── Data shown ──
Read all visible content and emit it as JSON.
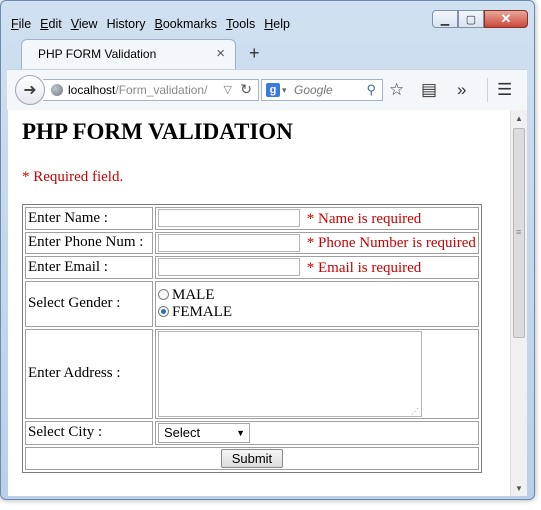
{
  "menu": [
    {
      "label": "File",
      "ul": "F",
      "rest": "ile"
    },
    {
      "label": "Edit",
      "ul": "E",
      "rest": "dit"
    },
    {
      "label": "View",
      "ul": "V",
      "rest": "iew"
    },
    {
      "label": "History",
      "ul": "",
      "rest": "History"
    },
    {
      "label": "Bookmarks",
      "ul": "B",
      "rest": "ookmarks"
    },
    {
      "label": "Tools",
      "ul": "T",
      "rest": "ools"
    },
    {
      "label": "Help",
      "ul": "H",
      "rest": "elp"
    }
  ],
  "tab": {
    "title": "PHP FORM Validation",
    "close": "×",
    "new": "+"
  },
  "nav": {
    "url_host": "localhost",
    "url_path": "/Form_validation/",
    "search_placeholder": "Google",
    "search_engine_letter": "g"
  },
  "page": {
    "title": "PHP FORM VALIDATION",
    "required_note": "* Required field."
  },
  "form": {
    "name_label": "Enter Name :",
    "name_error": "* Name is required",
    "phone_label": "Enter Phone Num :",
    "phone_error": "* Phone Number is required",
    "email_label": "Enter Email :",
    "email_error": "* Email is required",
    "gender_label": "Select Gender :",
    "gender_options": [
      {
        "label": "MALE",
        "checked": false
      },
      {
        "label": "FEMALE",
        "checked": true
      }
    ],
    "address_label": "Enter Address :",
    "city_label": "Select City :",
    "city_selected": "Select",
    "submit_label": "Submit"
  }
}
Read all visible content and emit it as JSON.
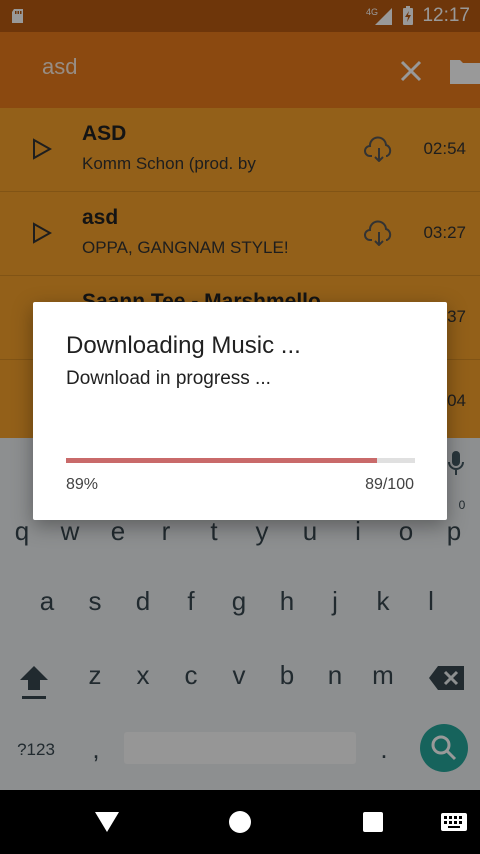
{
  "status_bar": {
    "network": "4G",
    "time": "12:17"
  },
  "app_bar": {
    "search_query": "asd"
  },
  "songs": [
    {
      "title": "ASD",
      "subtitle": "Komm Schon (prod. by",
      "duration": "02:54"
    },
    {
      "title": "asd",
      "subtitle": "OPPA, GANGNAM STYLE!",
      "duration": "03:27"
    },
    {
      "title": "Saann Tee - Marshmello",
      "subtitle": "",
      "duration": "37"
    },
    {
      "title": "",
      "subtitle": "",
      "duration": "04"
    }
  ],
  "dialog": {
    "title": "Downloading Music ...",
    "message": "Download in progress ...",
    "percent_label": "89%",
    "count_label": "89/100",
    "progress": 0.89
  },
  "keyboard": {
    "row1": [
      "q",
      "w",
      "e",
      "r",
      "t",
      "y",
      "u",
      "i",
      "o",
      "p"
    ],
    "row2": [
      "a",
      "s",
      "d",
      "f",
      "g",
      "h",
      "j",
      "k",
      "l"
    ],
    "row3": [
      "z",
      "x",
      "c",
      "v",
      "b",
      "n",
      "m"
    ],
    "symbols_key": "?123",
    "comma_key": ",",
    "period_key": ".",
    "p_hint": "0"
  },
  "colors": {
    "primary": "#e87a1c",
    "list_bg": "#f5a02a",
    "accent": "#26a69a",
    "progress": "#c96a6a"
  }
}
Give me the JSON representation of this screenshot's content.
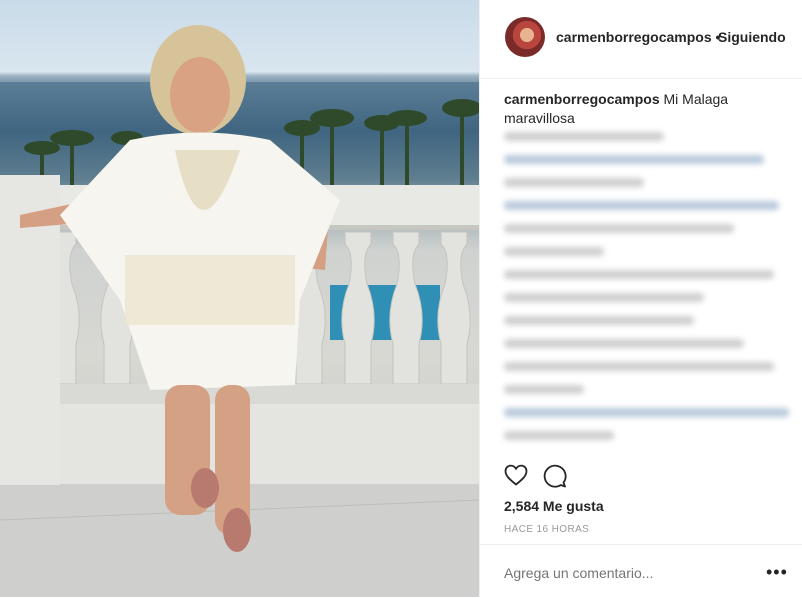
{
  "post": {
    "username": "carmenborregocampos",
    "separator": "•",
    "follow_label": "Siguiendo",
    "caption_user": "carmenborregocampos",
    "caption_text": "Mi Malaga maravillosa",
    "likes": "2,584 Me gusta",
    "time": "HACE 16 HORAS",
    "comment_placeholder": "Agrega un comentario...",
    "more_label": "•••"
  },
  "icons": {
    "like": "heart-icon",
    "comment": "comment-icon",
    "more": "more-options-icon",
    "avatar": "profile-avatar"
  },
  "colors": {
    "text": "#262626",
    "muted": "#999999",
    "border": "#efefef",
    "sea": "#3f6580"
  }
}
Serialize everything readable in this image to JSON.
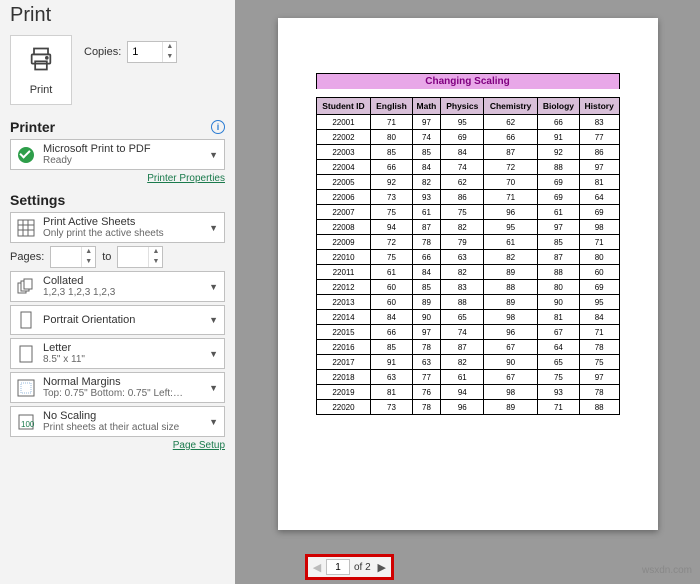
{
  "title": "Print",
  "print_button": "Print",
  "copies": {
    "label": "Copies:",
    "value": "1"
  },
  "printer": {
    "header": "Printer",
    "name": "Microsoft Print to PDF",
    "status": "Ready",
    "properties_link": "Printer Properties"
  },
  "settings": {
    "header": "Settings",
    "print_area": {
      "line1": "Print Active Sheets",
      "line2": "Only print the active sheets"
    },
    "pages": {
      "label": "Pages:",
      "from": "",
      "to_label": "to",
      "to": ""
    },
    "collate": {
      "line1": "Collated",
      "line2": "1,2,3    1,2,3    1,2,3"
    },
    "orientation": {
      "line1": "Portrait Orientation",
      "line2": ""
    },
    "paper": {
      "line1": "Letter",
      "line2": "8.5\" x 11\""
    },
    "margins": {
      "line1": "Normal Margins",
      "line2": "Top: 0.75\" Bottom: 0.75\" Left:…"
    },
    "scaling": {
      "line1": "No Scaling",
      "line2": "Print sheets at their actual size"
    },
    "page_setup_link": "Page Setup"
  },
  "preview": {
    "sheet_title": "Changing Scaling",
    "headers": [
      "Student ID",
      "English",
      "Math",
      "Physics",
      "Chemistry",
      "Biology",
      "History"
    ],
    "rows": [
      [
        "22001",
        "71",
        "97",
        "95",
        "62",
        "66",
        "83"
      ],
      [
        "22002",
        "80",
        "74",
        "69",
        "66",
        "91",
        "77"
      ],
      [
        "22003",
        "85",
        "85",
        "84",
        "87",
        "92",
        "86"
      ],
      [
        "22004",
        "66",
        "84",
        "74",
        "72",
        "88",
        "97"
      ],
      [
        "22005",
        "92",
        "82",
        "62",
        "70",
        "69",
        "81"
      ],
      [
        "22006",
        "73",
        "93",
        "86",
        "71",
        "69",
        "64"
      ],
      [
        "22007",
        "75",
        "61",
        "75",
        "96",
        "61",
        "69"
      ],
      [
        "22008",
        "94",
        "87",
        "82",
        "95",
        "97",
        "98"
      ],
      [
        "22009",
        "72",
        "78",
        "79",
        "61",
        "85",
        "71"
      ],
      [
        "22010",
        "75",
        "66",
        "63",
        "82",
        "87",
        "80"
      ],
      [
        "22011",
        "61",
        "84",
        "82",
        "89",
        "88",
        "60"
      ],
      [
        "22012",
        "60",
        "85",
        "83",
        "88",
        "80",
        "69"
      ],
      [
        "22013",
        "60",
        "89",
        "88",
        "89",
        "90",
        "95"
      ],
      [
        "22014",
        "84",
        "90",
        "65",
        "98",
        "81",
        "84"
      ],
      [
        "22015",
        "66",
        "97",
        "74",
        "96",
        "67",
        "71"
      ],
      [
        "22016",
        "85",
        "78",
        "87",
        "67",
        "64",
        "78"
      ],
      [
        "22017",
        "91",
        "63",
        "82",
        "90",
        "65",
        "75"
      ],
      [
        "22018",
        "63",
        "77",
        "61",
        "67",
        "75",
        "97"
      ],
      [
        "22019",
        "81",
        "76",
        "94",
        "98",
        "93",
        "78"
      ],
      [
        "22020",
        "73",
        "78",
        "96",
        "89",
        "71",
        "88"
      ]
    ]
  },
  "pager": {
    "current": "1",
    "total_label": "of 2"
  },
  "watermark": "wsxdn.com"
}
───
▶ [Stated task] In the material above, find each line that contains the word "subtitle", and select it.

▶ [Solution]
      "subtitle": "Komm Schon (prod. by",
      "subtitle": "OPPA, GANGNAM STYLE!",
      "subtitle": "",
      "subtitle": "",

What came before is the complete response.